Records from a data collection
** start **
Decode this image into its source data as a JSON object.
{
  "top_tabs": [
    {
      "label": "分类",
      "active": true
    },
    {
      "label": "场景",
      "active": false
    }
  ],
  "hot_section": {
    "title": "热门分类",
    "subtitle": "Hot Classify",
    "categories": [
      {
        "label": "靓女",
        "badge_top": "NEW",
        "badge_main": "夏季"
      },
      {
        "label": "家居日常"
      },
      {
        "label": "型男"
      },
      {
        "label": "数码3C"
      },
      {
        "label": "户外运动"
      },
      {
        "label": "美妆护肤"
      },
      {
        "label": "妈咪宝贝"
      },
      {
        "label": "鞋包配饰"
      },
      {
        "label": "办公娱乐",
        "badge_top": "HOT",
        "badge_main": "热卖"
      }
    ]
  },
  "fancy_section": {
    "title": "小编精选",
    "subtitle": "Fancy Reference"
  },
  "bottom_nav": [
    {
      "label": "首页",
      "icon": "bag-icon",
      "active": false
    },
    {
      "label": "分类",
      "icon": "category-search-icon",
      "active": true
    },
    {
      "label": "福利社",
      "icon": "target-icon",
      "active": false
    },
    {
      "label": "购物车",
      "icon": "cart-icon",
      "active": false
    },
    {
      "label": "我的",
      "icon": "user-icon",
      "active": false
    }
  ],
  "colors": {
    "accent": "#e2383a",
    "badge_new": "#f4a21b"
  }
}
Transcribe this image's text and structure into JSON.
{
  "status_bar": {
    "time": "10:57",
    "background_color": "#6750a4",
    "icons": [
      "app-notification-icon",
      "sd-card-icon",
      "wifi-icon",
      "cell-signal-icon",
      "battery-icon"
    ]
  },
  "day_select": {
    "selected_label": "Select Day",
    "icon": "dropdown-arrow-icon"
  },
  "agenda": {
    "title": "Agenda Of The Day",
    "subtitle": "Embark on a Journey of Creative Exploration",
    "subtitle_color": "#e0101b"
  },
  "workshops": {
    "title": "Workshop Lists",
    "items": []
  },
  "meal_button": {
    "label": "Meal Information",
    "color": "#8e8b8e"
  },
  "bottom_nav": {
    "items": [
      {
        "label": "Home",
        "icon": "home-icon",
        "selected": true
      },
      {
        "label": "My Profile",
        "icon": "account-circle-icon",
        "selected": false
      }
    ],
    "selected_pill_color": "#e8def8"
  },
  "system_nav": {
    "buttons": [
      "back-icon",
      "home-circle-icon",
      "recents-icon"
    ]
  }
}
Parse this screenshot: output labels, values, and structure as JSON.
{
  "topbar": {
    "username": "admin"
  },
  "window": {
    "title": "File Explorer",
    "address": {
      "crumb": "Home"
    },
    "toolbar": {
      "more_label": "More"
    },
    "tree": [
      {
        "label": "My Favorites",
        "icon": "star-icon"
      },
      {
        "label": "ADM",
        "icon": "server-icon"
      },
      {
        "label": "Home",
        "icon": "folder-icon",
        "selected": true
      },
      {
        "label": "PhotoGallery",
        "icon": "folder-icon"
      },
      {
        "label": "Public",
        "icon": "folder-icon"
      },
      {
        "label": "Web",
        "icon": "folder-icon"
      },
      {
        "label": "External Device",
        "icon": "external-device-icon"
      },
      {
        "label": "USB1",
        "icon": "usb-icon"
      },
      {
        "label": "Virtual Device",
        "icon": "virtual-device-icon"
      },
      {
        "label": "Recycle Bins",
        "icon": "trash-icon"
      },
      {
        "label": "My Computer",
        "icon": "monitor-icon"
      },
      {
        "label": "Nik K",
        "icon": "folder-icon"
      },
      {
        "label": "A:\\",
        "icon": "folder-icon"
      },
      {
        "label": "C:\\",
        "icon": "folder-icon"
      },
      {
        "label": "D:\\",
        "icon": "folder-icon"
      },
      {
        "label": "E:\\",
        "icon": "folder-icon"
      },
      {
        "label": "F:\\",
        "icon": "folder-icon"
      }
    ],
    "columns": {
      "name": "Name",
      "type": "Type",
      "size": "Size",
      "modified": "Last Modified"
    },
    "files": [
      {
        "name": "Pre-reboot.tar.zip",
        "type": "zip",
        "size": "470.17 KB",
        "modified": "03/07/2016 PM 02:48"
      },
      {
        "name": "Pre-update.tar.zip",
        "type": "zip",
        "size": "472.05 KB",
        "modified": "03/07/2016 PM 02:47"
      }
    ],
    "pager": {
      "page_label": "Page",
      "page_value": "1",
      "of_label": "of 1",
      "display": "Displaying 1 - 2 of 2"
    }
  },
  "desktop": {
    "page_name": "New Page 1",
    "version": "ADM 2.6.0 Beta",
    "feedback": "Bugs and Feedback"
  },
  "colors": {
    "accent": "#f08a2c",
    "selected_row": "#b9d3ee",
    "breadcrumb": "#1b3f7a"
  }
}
** end **
# [Directions]
Repeat the material above in full, keeping every word.

# [Output below]
Decode this image into its source data as a JSON object.
{
  "top_tabs": [
    {
      "label": "分类",
      "active": true
    },
    {
      "label": "场景",
      "active": false
    }
  ],
  "hot_section": {
    "title": "热门分类",
    "subtitle": "Hot Classify",
    "categories": [
      {
        "label": "靓女",
        "badge_top": "NEW",
        "badge_main": "夏季"
      },
      {
        "label": "家居日常"
      },
      {
        "label": "型男"
      },
      {
        "label": "数码3C"
      },
      {
        "label": "户外运动"
      },
      {
        "label": "美妆护肤"
      },
      {
        "label": "妈咪宝贝"
      },
      {
        "label": "鞋包配饰"
      },
      {
        "label": "办公娱乐",
        "badge_top": "HOT",
        "badge_main": "热卖"
      }
    ]
  },
  "fancy_section": {
    "title": "小编精选",
    "subtitle": "Fancy Reference"
  },
  "bottom_nav": [
    {
      "label": "首页",
      "icon": "bag-icon",
      "active": false
    },
    {
      "label": "分类",
      "icon": "category-search-icon",
      "active": true
    },
    {
      "label": "福利社",
      "icon": "target-icon",
      "active": false
    },
    {
      "label": "购物车",
      "icon": "cart-icon",
      "active": false
    },
    {
      "label": "我的",
      "icon": "user-icon",
      "active": false
    }
  ],
  "colors": {
    "accent": "#e2383a",
    "badge_new": "#f4a21b"
  }
}
Transcribe this image's text and structure into JSON.
{
  "status_bar": {
    "time": "10:57",
    "background_color": "#6750a4",
    "icons": [
      "app-notification-icon",
      "sd-card-icon",
      "wifi-icon",
      "cell-signal-icon",
      "battery-icon"
    ]
  },
  "day_select": {
    "selected_label": "Select Day",
    "icon": "dropdown-arrow-icon"
  },
  "agenda": {
    "title": "Agenda Of The Day",
    "subtitle": "Embark on a Journey of Creative Exploration",
    "subtitle_color": "#e0101b"
  },
  "workshops": {
    "title": "Workshop Lists",
    "items": []
  },
  "meal_button": {
    "label": "Meal Information",
    "color": "#8e8b8e"
  },
  "bottom_nav": {
    "items": [
      {
        "label": "Home",
        "icon": "home-icon",
        "selected": true
      },
      {
        "label": "My Profile",
        "icon": "account-circle-icon",
        "selected": false
      }
    ],
    "selected_pill_color": "#e8def8"
  },
  "system_nav": {
    "buttons": [
      "back-icon",
      "home-circle-icon",
      "recents-icon"
    ]
  }
}
Parse this screenshot: output labels, values, and structure as JSON.
{
  "topbar": {
    "username": "admin"
  },
  "window": {
    "title": "File Explorer",
    "address": {
      "crumb": "Home"
    },
    "toolbar": {
      "more_label": "More"
    },
    "tree": [
      {
        "label": "My Favorites",
        "icon": "star-icon"
      },
      {
        "label": "ADM",
        "icon": "server-icon"
      },
      {
        "label": "Home",
        "icon": "folder-icon",
        "selected": true
      },
      {
        "label": "PhotoGallery",
        "icon": "folder-icon"
      },
      {
        "label": "Public",
        "icon": "folder-icon"
      },
      {
        "label": "Web",
        "icon": "folder-icon"
      },
      {
        "label": "External Device",
        "icon": "external-device-icon"
      },
      {
        "label": "USB1",
        "icon": "usb-icon"
      },
      {
        "label": "Virtual Device",
        "icon": "virtual-device-icon"
      },
      {
        "label": "Recycle Bins",
        "icon": "trash-icon"
      },
      {
        "label": "My Computer",
        "icon": "monitor-icon"
      },
      {
        "label": "Nik K",
        "icon": "folder-icon"
      },
      {
        "label": "A:\\",
        "icon": "folder-icon"
      },
      {
        "label": "C:\\",
        "icon": "folder-icon"
      },
      {
        "label": "D:\\",
        "icon": "folder-icon"
      },
      {
        "label": "E:\\",
        "icon": "folder-icon"
      },
      {
        "label": "F:\\",
        "icon": "folder-icon"
      }
    ],
    "columns": {
      "name": "Name",
      "type": "Type",
      "size": "Size",
      "modified": "Last Modified"
    },
    "files": [
      {
        "name": "Pre-reboot.tar.zip",
        "type": "zip",
        "size": "470.17 KB",
        "modified": "03/07/2016 PM 02:48"
      },
      {
        "name": "Pre-update.tar.zip",
        "type": "zip",
        "size": "472.05 KB",
        "modified": "03/07/2016 PM 02:47"
      }
    ],
    "pager": {
      "page_label": "Page",
      "page_value": "1",
      "of_label": "of 1",
      "display": "Displaying 1 - 2 of 2"
    }
  },
  "desktop": {
    "page_name": "New Page 1",
    "version": "ADM 2.6.0 Beta",
    "feedback": "Bugs and Feedback"
  },
  "colors": {
    "accent": "#f08a2c",
    "selected_row": "#b9d3ee",
    "breadcrumb": "#1b3f7a"
  }
}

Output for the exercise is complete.